■ Stated goal ■
Read through the entries below and return each line with the word "ГОСТ".

Saved entries
Start

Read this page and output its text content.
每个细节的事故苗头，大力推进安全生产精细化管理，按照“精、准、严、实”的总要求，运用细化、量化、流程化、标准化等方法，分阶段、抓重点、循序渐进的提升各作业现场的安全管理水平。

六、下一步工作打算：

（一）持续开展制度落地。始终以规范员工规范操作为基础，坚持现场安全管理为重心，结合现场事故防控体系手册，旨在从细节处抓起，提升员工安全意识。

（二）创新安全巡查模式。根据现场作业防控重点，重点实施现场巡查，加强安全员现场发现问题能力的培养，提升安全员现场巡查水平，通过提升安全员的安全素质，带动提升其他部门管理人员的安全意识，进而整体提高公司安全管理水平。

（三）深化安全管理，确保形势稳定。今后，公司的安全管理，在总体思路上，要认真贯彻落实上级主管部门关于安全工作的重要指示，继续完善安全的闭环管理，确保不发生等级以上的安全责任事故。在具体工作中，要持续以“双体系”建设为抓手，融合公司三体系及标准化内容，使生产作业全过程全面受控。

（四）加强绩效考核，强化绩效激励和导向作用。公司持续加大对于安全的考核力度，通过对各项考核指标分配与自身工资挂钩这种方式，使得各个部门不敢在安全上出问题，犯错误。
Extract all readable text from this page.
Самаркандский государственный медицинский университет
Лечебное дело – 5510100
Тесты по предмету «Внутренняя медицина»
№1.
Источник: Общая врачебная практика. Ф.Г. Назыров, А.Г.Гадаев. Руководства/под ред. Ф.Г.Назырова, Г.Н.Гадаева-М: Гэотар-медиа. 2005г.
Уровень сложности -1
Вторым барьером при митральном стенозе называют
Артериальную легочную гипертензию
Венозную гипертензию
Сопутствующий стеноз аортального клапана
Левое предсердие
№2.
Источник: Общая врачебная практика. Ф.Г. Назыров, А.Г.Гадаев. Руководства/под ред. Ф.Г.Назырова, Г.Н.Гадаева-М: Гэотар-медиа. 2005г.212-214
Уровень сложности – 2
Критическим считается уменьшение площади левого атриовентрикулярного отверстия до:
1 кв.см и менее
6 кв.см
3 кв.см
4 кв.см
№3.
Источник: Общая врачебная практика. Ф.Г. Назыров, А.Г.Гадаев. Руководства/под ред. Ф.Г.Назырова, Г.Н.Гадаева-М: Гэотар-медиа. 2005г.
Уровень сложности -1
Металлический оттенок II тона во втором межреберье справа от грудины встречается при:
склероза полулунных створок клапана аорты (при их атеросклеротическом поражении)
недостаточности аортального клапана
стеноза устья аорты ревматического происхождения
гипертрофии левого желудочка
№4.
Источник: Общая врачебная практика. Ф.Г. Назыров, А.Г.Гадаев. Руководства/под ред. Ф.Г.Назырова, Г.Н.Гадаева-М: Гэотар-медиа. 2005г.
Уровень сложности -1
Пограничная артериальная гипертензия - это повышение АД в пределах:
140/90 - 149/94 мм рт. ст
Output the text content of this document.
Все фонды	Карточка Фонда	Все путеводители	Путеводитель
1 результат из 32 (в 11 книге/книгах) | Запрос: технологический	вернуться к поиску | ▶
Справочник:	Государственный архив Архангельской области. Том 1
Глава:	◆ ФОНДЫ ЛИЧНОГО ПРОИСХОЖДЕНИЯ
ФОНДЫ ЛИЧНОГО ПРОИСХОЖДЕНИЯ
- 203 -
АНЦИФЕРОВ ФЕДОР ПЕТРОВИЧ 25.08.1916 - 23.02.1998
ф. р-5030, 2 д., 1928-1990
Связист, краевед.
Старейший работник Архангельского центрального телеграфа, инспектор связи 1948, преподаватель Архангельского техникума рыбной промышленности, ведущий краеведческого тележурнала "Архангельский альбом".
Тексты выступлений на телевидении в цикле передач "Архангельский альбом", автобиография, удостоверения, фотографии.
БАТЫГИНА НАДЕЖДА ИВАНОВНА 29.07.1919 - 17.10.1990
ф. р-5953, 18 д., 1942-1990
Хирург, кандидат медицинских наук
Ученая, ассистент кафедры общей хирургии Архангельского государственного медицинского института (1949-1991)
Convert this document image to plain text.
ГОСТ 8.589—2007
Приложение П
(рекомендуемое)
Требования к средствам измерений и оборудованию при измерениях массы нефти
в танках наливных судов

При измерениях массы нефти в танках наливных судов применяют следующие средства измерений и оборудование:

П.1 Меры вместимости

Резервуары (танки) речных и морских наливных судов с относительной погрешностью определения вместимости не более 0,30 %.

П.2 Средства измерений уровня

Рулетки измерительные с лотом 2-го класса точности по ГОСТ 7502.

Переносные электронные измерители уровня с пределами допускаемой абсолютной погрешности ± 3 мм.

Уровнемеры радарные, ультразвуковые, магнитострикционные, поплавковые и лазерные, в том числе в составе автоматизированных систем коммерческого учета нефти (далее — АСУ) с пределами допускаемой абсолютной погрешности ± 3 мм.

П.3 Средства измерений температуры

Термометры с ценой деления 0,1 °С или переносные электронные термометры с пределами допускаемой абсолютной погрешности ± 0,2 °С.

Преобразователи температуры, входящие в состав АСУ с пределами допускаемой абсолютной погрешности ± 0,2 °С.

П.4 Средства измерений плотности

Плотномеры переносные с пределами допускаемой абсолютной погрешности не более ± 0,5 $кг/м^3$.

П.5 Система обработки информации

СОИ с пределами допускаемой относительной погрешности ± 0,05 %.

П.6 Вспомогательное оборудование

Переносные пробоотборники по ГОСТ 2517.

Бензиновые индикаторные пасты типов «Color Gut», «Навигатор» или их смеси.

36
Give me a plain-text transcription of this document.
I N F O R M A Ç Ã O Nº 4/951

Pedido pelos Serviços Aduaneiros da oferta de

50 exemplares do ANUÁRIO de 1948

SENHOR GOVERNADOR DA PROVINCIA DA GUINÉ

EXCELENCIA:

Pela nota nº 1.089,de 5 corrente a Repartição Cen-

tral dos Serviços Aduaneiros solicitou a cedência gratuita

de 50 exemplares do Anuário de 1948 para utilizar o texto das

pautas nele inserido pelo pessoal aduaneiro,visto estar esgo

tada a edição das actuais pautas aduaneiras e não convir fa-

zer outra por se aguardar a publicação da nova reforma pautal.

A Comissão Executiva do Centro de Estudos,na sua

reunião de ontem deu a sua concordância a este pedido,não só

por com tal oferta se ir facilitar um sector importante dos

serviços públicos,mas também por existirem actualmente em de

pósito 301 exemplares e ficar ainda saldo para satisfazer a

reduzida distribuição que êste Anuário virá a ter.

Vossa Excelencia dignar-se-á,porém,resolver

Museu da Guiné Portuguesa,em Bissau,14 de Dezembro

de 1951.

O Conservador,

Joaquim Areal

End

■ Full solution ■
ГОСТ 8.589—2007
Рулетки измерительные с лотом 2-го класса точности по ГОСТ 7502.
Переносные пробоотборники по ГОСТ 2517.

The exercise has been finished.